== Что требуется ==
- a) Ответьте по отрывку воспоминаний о Барре на вопросы, каждый с новой строки:
(i) Чьим сыном был темноволосый парень на посиделках у Барра?
(ii) Откуда звонил Барр, когда сказал, что настала пора встретиться?
(iii) Где и от чего скончался Йозеф Вениаминович?
- b) Перечислите все имена и фамилии людей, которые стоят в отрывке воспоминаний о Барре в виде существительных. Прилагательные, образованные от фамилий, не учитывайте.
- c) Подхватите повествование отрывка воспоминаний о Барре и продолжите его сразу после последней фразы.

== Фрагмент текста ==

Однажды на музыкальных посиделках у Барра мне показали на симпатичного темноволосого парня. Тихонько прошептали: «Это — сын Альфреда Саранта. Почти все его уехали, а он — почему-то остался». Скромно одетый, немногословный, застенчивый — в беседу с ним вступать было как-то не совсем ловко. До чего же зависимы от нас дети-кровинушки. Мы ведем свою жизнь, сражаемся за свои идеалы, нечто отстаиваем, а отвечать и расплачиваться приходится им. Сын Саранта не производил впечатление человека, хорошо вписавшегося в нашу непонятную и россиянам жизнь. Дай Бог, если ошибаюсь.
Итак, мы странным образом подружились с Йозефом Вениаминовичем и даже договорились, что, когда придет время и он созреет для полновесных признаний, выпустим с ним большую и честную книгу. Напишу откровенно: у меня создалось впечатление, что, живя в Штатах, помогал он Советам не только участием в розенберговской комячейке. Однажды мне показалось, будто час истинных откровений пробил. Барр позвонил мне домой из Москвы, сказав, что моя взяла и настала пора встретиться. Через день-другой пообещал появиться в моей московской квартире, дотошно записав адрес. Но исчез, так и не позвонив.
Я немного осерчал на старика. Неделю позлился, а потом набрал его петербургский номер. Знакомая мне приятная молодая женщина, жившая в квартире Берга, сообщила скорбную весть. Йозеф Вениаминович скончался б московской больнице от внезапной простуды. Как же трудно обмануть годы. Это не то что обманывать других и себя.

== Записи ==
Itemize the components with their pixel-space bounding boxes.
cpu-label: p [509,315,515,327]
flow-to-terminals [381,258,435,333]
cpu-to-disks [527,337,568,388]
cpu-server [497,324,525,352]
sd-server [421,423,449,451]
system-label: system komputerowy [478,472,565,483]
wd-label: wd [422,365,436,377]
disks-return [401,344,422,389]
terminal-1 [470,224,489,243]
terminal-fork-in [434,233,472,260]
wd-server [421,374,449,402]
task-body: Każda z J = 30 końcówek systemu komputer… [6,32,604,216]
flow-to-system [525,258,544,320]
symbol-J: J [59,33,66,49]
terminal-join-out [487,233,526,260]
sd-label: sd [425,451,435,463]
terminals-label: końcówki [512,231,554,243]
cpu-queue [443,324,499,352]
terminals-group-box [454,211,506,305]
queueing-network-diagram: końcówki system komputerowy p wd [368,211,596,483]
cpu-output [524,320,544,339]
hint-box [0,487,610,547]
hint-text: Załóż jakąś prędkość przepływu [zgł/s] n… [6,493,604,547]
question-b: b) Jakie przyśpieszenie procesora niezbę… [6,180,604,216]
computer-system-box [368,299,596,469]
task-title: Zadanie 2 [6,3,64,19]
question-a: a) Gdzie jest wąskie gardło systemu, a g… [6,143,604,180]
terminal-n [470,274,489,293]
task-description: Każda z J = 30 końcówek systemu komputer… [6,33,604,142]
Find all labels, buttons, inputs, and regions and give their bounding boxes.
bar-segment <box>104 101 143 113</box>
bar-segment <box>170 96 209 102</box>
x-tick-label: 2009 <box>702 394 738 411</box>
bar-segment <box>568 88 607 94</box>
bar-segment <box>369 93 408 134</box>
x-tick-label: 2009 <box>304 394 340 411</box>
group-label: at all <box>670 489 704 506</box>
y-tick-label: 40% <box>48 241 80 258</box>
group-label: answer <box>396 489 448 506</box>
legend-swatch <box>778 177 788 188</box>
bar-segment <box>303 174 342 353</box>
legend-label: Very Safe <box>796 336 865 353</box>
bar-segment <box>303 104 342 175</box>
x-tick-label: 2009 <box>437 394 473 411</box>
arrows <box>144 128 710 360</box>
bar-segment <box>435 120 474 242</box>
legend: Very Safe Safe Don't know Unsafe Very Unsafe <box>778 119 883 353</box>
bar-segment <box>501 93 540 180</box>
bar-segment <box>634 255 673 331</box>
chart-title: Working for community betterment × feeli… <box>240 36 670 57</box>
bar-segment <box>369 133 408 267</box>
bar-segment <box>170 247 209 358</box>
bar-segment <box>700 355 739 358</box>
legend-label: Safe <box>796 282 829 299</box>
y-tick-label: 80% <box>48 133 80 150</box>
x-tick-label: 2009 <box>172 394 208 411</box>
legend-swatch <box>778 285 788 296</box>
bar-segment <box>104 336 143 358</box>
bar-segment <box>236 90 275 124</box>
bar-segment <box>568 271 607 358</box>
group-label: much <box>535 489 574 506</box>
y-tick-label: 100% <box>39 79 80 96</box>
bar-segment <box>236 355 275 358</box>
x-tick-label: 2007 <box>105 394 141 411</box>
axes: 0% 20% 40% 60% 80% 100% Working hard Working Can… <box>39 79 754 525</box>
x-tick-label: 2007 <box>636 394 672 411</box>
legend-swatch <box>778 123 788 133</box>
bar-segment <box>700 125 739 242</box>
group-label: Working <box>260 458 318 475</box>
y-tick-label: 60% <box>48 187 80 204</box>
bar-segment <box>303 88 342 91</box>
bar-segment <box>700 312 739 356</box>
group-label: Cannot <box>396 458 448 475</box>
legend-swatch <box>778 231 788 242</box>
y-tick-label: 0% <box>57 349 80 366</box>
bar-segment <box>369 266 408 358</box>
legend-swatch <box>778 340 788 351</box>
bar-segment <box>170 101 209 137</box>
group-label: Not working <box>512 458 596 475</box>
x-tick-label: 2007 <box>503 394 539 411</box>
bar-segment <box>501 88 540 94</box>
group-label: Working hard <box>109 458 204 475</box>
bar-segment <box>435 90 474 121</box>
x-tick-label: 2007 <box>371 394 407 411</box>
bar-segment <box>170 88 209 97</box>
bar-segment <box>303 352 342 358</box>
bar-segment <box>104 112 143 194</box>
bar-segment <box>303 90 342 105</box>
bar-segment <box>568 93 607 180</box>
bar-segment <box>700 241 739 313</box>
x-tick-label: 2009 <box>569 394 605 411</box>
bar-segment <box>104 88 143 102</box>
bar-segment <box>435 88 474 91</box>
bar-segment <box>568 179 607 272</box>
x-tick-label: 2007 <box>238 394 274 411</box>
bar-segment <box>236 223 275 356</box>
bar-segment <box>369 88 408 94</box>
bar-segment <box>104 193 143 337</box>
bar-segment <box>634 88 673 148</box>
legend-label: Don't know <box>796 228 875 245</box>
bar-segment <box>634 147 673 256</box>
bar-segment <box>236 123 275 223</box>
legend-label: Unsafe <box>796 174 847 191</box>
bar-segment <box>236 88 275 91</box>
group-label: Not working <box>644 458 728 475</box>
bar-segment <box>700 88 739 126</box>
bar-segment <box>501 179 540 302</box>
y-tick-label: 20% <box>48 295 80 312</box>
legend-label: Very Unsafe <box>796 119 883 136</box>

== Ответы ==
- a)
(i) Сыном Альфреда Саранта.
(ii) Из Москвы.
(iii) В московской больнице, от внезапной простуды.

- b) Барр, Альфред Сарант, Йозеф Вениаминович, Берг

- c)
Так что я был, наверное, одним из последних, с кем общался великий мистификатор. Он был не таким, как все. Гении вообще мало похожи на человека с улицы. Барр-Берг успел немало. Жаль, что уже никому не узнать от него всей правды о сделанном. Читатель наверняка заметил, что я встречался с людьми, укравшими атомную бомбу для Советов в последние годы и месяцы их жизни. Сказанное этой ушедшей плеядой и мною записанное — последнее живое, не архивное свидетельство совершенного героями больших тихих «войн».
ПЕРСЕЙ ВСПЛЫЛ В БРИТАНСКИХ ВОДАХ
Моррис Коэн и Владимир Барковский ошиблись в своих утверждениях? Оба уверяли меня, что никто и никогда не узнает, кто же скрывался под кличкой Персей. Именно он передал Леонтине Коэн ценнейшие чертежи из Лос-Аламоса. Считается, будто Персей сообщил важнейшие данные о запуске цепной реакции в атомной бомбе. Он же якобы раскрыл для Курчатова секрет обогащения урана. Венном карьеры стала информация о точной дате первого испытания атомной бомбы.
Есть довольно расхожая версия о том, что именно Коэн и завербовал Персея. Ее мне излагал с некоторыми экивоками и сам Моррис. В 1996 году версия разрушилась, не выдержав проверки временем. Американцы, как я уже писал, все же обнародовали четко доказанное: они во многом расшифровали коды советской разведки. Что Розенберги… В Штатах были уверены: жив еще один из самых главных участников тех событий — доктор Теодор (Тед) Эдвин Холл по кличке Персей.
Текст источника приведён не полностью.